Filter this data down to the lines that hold "values", and copy them.

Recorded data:
+---+

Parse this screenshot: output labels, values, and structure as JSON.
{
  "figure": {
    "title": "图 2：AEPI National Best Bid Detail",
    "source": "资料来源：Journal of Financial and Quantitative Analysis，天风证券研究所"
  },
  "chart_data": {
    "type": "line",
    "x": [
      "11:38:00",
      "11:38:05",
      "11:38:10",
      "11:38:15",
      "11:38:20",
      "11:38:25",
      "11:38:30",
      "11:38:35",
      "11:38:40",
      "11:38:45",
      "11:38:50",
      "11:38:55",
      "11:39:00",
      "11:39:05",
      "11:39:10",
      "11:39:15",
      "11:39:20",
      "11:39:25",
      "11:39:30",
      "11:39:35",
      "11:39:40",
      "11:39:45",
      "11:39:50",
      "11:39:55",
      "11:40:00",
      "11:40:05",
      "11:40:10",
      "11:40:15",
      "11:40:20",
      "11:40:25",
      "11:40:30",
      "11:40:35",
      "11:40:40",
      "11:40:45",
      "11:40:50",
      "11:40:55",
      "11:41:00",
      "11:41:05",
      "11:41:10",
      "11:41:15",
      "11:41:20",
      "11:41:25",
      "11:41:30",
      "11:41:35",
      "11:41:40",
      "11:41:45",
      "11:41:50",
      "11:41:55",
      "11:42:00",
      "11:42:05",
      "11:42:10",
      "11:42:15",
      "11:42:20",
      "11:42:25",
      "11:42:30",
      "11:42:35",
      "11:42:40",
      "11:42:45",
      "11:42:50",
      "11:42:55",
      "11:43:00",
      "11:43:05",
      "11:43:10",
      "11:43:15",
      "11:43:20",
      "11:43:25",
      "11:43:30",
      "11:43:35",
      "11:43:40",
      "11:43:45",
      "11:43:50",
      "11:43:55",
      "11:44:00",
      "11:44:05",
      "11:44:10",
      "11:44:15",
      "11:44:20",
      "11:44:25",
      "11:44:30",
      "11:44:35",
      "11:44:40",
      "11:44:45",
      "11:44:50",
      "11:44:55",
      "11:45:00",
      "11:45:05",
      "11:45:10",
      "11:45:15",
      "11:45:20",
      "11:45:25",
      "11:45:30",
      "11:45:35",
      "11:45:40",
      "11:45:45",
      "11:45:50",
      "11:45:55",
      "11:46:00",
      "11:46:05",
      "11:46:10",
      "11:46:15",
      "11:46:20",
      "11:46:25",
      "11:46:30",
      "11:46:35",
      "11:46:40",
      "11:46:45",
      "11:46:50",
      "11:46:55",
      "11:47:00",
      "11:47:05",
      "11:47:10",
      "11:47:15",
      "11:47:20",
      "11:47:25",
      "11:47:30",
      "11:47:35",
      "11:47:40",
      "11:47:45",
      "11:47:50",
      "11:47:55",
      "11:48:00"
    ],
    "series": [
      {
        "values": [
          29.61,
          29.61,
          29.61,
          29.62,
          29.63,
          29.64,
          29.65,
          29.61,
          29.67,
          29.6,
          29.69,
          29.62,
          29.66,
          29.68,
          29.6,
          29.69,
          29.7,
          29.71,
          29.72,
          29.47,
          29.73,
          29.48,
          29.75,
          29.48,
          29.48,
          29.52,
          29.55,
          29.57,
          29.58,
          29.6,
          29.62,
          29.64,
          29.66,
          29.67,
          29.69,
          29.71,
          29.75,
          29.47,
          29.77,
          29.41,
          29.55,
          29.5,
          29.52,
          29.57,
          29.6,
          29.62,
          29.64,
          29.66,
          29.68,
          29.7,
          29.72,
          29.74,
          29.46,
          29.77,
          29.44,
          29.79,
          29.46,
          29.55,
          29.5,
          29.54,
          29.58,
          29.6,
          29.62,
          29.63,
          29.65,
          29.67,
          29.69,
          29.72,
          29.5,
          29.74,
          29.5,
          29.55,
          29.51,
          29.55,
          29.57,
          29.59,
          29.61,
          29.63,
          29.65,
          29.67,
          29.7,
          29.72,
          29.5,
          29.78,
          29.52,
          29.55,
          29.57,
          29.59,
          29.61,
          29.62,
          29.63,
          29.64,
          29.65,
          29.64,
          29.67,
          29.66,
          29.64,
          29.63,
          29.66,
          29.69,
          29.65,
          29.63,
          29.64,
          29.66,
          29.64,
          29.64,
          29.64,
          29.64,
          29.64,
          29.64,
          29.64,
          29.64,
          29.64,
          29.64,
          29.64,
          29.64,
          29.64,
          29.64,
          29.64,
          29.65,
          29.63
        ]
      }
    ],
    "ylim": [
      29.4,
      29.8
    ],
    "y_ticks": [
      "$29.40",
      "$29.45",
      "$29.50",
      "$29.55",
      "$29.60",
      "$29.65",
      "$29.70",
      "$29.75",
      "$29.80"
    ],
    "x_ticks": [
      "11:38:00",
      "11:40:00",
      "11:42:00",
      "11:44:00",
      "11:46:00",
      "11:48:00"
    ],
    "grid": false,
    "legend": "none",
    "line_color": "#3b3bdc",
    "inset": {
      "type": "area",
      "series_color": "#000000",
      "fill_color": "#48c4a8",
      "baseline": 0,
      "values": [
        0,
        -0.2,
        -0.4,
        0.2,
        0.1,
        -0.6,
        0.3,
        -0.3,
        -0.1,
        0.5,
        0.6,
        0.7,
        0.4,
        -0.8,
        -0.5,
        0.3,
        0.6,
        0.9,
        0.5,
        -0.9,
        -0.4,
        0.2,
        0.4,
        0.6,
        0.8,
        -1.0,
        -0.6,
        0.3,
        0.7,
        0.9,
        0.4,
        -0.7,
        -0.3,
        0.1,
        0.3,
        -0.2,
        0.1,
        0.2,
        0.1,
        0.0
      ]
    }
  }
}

+---+

Expected answer:
Parse this screenshot: output labels, values, and structure as JSON.
        "values": [
      "values": [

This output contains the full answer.